**Exercise details:** Would you set down every entry shown below, precisely as written?

====================

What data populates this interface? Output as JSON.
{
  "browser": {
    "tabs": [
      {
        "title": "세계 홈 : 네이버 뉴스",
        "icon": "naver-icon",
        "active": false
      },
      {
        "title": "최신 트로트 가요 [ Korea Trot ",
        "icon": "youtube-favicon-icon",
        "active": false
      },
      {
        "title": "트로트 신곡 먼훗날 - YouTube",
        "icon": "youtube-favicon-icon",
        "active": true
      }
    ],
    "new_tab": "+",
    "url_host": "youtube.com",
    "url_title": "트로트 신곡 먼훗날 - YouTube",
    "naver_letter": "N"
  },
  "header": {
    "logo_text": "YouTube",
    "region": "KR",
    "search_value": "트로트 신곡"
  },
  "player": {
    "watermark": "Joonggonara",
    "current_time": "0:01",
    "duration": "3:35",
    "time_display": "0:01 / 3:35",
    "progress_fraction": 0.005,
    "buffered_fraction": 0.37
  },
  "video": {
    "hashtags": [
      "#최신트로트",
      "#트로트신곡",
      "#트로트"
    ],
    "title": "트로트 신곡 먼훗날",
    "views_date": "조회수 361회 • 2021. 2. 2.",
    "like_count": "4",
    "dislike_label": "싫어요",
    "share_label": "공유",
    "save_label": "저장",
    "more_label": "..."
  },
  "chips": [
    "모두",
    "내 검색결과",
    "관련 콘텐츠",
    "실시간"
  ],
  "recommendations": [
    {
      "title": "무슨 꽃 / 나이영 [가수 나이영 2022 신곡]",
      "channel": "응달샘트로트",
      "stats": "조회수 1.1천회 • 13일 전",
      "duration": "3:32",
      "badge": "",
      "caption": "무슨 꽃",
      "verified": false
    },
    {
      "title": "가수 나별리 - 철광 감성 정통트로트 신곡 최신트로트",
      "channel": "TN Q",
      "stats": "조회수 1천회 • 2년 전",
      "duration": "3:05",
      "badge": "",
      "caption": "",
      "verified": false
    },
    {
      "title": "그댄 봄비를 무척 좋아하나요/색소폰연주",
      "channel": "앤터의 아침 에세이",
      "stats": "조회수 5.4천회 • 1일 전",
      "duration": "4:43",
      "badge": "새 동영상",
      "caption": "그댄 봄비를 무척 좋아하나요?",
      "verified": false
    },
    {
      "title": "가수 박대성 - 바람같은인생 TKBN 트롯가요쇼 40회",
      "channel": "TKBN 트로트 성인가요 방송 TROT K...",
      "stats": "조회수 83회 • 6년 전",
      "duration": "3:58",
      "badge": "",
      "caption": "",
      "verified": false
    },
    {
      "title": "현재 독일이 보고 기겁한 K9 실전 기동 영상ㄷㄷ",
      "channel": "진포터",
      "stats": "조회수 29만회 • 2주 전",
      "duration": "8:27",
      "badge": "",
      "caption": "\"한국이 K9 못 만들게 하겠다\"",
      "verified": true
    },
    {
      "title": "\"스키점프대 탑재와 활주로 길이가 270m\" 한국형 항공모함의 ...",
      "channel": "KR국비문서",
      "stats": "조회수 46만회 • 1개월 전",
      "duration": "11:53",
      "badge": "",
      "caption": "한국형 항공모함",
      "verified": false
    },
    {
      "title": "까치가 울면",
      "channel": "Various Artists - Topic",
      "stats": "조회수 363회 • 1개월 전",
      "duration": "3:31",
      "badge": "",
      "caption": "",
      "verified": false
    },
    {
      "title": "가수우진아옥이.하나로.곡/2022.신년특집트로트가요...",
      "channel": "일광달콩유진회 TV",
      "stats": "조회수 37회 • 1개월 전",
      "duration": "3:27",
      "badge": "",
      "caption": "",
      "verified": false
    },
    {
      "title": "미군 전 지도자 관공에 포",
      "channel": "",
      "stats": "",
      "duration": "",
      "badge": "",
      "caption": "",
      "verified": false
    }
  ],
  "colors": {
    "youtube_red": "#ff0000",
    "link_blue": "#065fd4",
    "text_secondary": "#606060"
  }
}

====================

**Worked solution:**
What data populates this interface? Output as JSON.
{
  "browser": {
    "tabs": [
      {
        "title": "세계 홈 : 네이버 뉴스",
        "icon": "naver-icon",
        "active": false
      },
      {
        "title": "최신 트로트 가요 [ Korea Trot ",
        "icon": "youtube-favicon-icon",
        "active": false
      },
      {
        "title": "트로트 신곡 먼훗날 - YouTube",
        "icon": "youtube-favicon-icon",
        "active": true
      }
    ],
    "new_tab": "+",
    "url_host": "youtube.com",
    "url_title": "트로트 신곡 먼훗날 - YouTube",
    "naver_letter": "N"
  },
  "header": {
    "logo_text": "YouTube",
    "region": "KR",
    "search_value": "트로트 신곡"
  },
  "player": {
    "watermark": "Joonggonara",
    "current_time": "0:01",
    "duration": "3:35",
    "time_display": "0:01 / 3:35",
    "progress_fraction": 0.005,
    "buffered_fraction": 0.37
  },
  "video": {
    "hashtags": [
      "#최신트로트",
      "#트로트신곡",
      "#트로트"
    ],
    "title": "트로트 신곡 먼훗날",
    "views_date": "조회수 361회 • 2021. 2. 2.",
    "like_count": "4",
    "dislike_label": "싫어요",
    "share_label": "공유",
    "save_label": "저장",
    "more_label": "..."
  },
  "chips": [
    "모두",
    "내 검색결과",
    "관련 콘텐츠",
    "실시간"
  ],
  "recommendations": [
    {
      "title": "무슨 꽃 / 나이영 [가수 나이영 2022 신곡]",
      "channel": "응달샘트로트",
      "stats": "조회수 1.1천회 • 13일 전",
      "duration": "3:32",
      "badge": "",
      "caption": "무슨 꽃",
      "verified": false
    },
    {
      "title": "가수 나별리 - 철광 감성 정통트로트 신곡 최신트로트",
      "channel": "TN Q",
      "stats": "조회수 1천회 • 2년 전",
      "duration": "3:05",
      "badge": "",
      "caption": "",
      "verified": false
    },
    {
      "title": "그댄 봄비를 무척 좋아하나요/색소폰연주",
      "channel": "앤터의 아침 에세이",
      "stats": "조회수 5.4천회 • 1일 전",
      "duration": "4:43",
      "badge": "새 동영상",
      "caption": "그댄 봄비를 무척 좋아하나요?",
      "verified": false
    },
    {
      "title": "가수 박대성 - 바람같은인생 TKBN 트롯가요쇼 40회",
      "channel": "TKBN 트로트 성인가요 방송 TROT K...",
      "stats": "조회수 83회 • 6년 전",
      "duration": "3:58",
      "badge": "",
      "caption": "",
      "verified": false
    },
    {
      "title": "현재 독일이 보고 기겁한 K9 실전 기동 영상ㄷㄷ",
      "channel": "진포터",
      "stats": "조회수 29만회 • 2주 전",
      "duration": "8:27",
      "badge": "",
      "caption": "\"한국이 K9 못 만들게 하겠다\"",
      "verified": true
    },
    {
      "title": "\"스키점프대 탑재와 활주로 길이가 270m\" 한국형 항공모함의 ...",
      "channel": "KR국비문서",
      "stats": "조회수 46만회 • 1개월 전",
      "duration": "11:53",
      "badge": "",
      "caption": "한국형 항공모함",
      "verified": false
    },
    {
      "title": "까치가 울면",
      "channel": "Various Artists - Topic",
      "stats": "조회수 363회 • 1개월 전",
      "duration": "3:31",
      "badge": "",
      "caption": "",
      "verified": false
    },
    {
      "title": "가수우진아옥이.하나로.곡/2022.신년특집트로트가요...",
      "channel": "일광달콩유진회 TV",
      "stats": "조회수 37회 • 1개월 전",
      "duration": "3:27",
      "badge": "",
      "caption": "",
      "verified": false
    },
    {
      "title": "미군 전 지도자 관공에 포",
      "channel": "",
      "stats": "",
      "duration": "",
      "badge": "",
      "caption": "",
      "verified": false
    }
  ],
  "colors": {
    "youtube_red": "#ff0000",
    "link_blue": "#065fd4",
    "text_secondary": "#606060"
  }
}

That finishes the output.